| Text passage |
***
Was I always interested in science? Hmm… I don’t think I've ever been asked that question! I guess I must have been, in a funny kind of way. I was three or four when I first saw Star Trek and Lost in Space, and I completely fell in love with those shows. But that didn't translate into a love of studying science in school. However, I did marry a physicist and I remember thinking that his physics major made him a whole lot more interesting of a person. One of our first conversations involved me picking his brain for answers to typical questions like, “What is a black hole?” and “What is a red giant? A white dwarf?” and so on. I’m sure I asked him why the sky is blue at some point, too. ;0)
If I get stuck on a science question, I will noodle around on the Internet for awhile, but generally speaking, I will eventually hit up my husband for a few answers. He helped me figure out some things about Mars’s orbit relative to Earth’s orbit and how to calculate the length of the trips made in my Mars books. Okay, who am I kidding? He calculated the whole thing for me! In the Ripple books, the answers only had to be plausible. In the Mars books, I had to find very precise answers to scientific questions.
Now for a few more generic questions: Do you listen to music while you write? If so, what kind?
I used to whine, “But I can study better with music playing.” It was a lie. A vile lie!
Now, I know many people for whom it is true. And I know many people who write with music playing. But I don’t listen to music while I write. I get too distracted by it. I love music. If it is playing, I will focus on it to the exclusion of writing. But I often find inspiration in a song. Here’s an example: I heard “Drops of Jupiter” by Train playing in a store one day. As the song played, although I couldn't hear all the words, I had this angsty sense of how Pavel felt missing Jessamyn. (Trying not to be spoilery!) Later, when I was writing Pavel scenes, I would often play that song just before I wrote so that I could get myself in that same head-space.
What's your writing desk/space like? Anything you can't write without?
Um, yeah. My desk. It is generally not fit for public consumption. Right now, I have a laptop up on a stack of seven books to keep the monitor high. (I use a separate keyboard.) There are a handful of receipts on my left. There is a bottle signed by John Lasseter (of Pixar/Disney fame.) There are pics of my kids and DH. And me and DH dressed as pirates. There’s a picture I took of the colored granite rocks in Illilouette Creek when I was a teen. (Inspired the scene in Rippler.) There is a Tinkerbell music box and about seven reference books on Mars and two (count them, two) bars of dark chocolate. And, um, about a zillion pieces of paper and envelopes and sticky notes. Everywhere, sticky notes.
As far as the second question goes: apparently I can’t write without a hot cup of tea. I've tried. And epic-failed.
There's one question I'm particularly interested in. In the Rippler series, which fits today's young adult market well, there was some swearing. I mentioned that in my review. (link here) You read and commented on my review personally. In Saving Mars, all swear words are ancient-mythology-based expressions made up by the Mars colonists - there's even a bit that explains how some people were worried about swearing being offensive to others. So my question is twofold: do you personally read and consider your reviews, and do they affect your writing? (To put it a bit more selfishly, did my review play a part in the language factor of Saving Mars? ;] )
***
| Information shown |

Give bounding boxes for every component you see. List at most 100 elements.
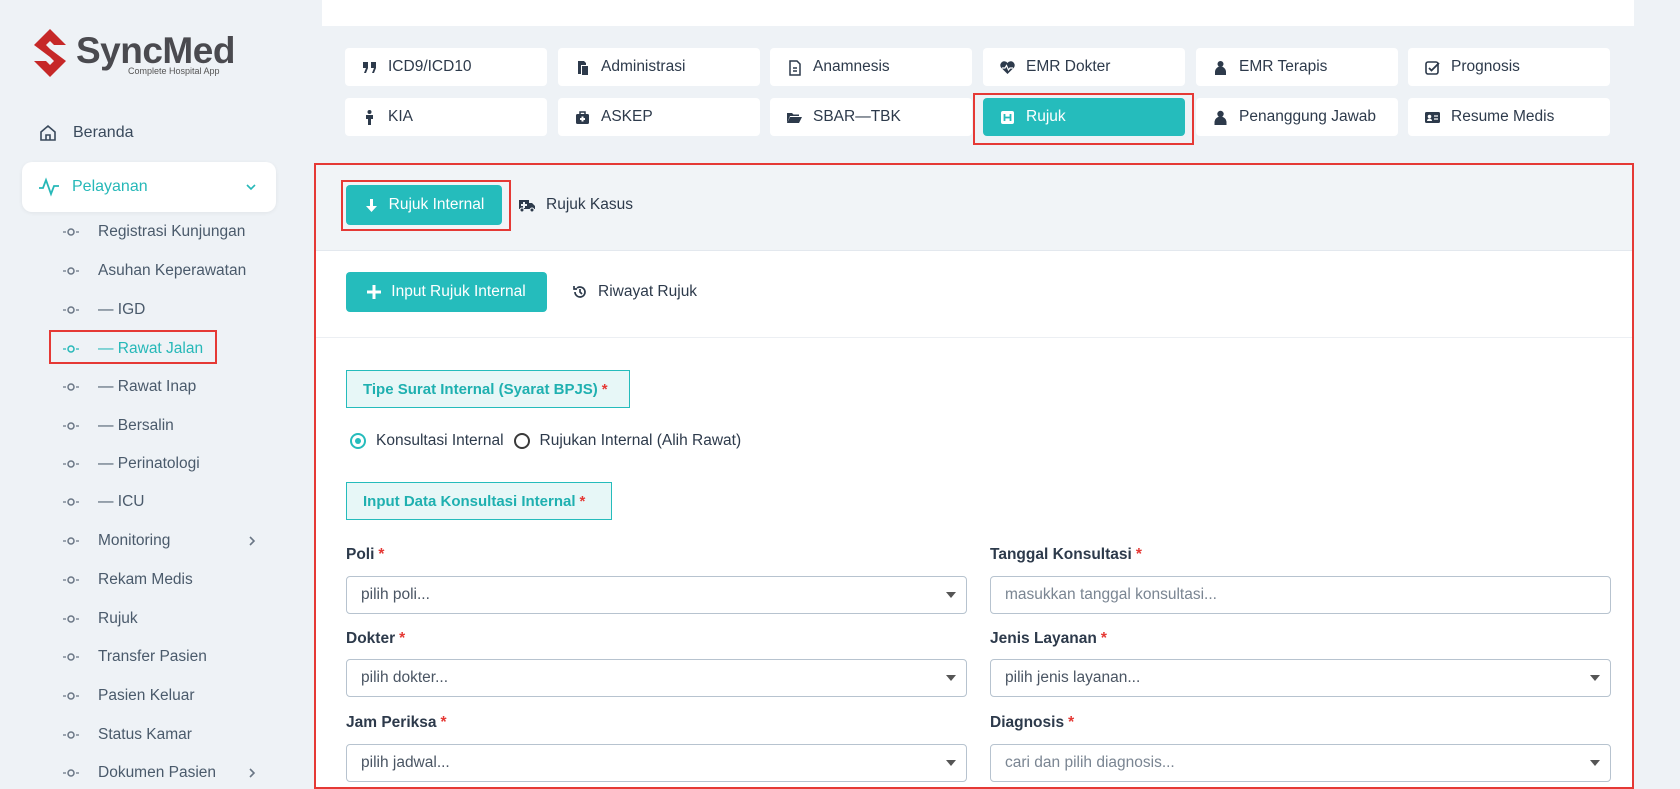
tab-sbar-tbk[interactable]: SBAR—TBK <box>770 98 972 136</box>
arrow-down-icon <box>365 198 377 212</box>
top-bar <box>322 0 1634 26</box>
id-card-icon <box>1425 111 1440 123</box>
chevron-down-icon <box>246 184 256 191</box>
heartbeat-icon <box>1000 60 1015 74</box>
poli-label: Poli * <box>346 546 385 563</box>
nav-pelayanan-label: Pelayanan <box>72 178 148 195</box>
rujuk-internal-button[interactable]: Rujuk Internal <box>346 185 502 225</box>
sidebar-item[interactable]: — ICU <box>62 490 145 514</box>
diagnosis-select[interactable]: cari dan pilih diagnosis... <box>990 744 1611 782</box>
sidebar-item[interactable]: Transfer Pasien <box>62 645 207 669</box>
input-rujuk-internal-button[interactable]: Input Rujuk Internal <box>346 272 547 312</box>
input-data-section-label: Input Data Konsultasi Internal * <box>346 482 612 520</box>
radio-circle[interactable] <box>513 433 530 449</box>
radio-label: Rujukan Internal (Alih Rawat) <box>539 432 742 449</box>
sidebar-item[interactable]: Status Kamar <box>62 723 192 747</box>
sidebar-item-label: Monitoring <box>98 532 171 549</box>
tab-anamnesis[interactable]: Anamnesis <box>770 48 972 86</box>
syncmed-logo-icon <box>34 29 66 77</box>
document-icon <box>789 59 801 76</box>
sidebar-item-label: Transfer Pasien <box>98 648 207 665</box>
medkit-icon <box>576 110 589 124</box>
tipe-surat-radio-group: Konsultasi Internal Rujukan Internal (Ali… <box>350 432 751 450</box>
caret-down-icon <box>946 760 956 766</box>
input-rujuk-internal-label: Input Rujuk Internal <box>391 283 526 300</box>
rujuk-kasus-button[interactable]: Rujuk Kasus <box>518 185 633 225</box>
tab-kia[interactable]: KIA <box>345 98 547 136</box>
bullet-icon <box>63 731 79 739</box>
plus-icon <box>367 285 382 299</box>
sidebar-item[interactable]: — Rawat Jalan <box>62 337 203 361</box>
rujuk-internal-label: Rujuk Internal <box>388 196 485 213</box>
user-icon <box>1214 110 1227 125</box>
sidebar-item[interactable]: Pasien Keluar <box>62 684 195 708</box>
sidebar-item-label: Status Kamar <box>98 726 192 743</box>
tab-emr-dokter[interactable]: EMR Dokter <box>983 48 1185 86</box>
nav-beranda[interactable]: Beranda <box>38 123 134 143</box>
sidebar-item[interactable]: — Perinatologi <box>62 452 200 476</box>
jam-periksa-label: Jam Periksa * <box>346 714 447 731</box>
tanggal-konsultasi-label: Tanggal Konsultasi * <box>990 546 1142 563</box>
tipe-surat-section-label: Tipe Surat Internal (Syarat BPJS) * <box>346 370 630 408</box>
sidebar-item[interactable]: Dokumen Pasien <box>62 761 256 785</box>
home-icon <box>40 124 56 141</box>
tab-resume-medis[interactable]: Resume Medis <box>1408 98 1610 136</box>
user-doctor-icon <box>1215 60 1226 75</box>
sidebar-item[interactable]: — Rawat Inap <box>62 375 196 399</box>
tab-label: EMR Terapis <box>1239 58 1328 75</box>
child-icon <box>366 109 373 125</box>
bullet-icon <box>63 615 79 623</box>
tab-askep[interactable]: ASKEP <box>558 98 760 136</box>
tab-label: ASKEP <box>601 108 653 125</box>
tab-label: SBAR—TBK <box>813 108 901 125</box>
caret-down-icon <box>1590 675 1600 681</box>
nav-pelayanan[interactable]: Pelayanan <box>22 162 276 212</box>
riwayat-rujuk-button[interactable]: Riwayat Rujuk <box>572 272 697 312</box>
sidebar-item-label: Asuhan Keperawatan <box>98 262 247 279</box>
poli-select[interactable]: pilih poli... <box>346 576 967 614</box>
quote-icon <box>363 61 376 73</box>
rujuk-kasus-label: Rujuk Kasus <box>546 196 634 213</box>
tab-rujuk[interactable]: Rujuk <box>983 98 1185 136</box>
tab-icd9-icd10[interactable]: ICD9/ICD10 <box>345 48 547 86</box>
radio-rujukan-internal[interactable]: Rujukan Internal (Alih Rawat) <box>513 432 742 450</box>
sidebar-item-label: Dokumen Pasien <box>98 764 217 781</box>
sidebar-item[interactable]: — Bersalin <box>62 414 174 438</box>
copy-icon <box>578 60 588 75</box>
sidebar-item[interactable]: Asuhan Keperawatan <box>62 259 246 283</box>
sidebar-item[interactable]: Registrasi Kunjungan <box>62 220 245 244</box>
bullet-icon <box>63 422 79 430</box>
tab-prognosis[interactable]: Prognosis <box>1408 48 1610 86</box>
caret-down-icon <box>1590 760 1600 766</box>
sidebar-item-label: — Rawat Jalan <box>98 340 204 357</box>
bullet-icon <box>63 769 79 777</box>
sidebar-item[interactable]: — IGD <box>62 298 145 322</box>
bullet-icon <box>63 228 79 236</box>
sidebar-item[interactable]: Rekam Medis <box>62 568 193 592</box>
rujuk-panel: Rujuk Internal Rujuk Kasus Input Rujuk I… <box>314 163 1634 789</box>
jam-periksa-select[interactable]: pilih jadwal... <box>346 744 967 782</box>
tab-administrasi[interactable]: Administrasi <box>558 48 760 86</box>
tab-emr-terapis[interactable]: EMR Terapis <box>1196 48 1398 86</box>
***
| What is asked |
- a) According to the interview text, what does the author find she can't write without?
- b) Output the lines of the entries as a JSON list of strings, one string per line and no blank lines, from the line with "tab-sbar-tbk[interactable]: SBAR—TBK <box>770" up to and including the line with "sidebar-item[interactable]: Transfer Pasien".

| Solutions to the exercise |
- a) A hot cup of tea.

- b)
[
  "tab-sbar-tbk[interactable]: SBAR—TBK <box>770 98 972 136</box>",
  "arrow-down-icon <box>365 198 377 212</box>",
  "top-bar <box>322 0 1634 26</box>",
  "id-card-icon <box>1425 111 1440 123</box>",
  "chevron-down-icon <box>246 184 256 191</box>",
  "heartbeat-icon <box>1000 60 1015 74</box>",
  "poli-label: Poli * <box>346 546 385 563</box>",
  "nav-pelayanan-label: Pelayanan <box>72 178 148 195</box>",
  "rujuk-internal-button[interactable]: Rujuk Internal <box>346 185 502 225</box>",
  "sidebar-item[interactable]: — ICU <box>62 490 145 514</box>",
  "diagnosis-select[interactable]: cari dan pilih diagnosis... <box>990 744 1611 782</box>",
  "sidebar-item[interactable]: Transfer Pasien <box>62 645 207 669</box>"
]